● Set problem: For each line of the data below that holds "time", copy the line.

==== Provided records

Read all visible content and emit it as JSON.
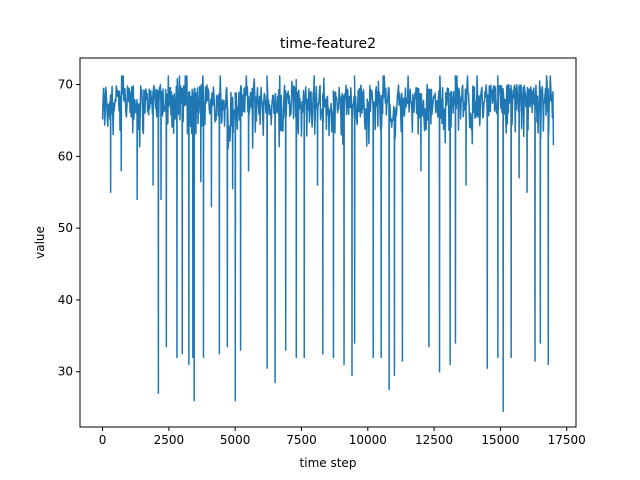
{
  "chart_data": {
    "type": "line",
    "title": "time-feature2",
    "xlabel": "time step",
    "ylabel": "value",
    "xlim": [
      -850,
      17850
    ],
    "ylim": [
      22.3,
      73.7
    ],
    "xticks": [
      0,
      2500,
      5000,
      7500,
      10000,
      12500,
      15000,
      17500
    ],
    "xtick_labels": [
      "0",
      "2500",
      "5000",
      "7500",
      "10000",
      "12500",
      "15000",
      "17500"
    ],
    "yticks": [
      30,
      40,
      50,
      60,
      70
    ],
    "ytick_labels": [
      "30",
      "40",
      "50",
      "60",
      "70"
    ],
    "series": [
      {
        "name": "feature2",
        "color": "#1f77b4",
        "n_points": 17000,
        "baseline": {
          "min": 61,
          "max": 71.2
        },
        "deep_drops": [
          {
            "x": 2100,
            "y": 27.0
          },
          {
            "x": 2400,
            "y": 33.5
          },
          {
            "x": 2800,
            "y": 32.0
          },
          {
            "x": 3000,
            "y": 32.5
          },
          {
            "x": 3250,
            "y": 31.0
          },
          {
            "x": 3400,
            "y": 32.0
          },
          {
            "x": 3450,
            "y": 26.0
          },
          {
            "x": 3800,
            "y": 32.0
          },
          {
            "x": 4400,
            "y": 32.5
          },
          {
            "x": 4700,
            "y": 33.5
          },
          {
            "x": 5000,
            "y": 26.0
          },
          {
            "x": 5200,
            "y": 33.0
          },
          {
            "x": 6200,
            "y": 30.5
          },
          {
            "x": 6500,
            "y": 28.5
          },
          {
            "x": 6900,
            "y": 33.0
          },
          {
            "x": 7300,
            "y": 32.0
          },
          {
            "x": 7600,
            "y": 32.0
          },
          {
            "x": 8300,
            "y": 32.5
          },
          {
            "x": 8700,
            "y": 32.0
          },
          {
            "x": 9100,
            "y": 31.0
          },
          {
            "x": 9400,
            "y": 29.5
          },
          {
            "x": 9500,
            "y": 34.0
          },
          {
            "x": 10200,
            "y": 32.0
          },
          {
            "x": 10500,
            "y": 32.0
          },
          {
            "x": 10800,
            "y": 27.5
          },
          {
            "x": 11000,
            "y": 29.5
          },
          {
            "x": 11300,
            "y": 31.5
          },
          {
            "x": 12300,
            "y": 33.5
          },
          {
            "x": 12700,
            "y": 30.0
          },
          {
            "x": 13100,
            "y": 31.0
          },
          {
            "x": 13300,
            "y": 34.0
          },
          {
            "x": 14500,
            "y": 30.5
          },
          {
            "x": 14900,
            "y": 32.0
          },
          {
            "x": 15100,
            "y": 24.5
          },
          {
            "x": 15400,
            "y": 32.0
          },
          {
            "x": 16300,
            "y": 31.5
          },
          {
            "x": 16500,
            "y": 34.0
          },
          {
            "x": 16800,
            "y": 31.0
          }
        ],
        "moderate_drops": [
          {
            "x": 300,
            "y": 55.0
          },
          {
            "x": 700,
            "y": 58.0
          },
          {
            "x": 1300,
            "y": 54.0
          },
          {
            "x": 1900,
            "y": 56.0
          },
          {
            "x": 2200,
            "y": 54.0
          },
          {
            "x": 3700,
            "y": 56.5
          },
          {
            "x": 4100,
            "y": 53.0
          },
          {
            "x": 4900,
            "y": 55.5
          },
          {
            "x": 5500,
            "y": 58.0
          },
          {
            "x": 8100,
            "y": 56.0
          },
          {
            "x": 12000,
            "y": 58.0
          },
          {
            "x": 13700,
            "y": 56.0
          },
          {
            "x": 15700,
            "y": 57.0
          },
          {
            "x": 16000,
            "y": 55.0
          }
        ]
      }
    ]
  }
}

========

● Result for this exercise:
    "title": "time-feature2",
    "xlabel": "time step",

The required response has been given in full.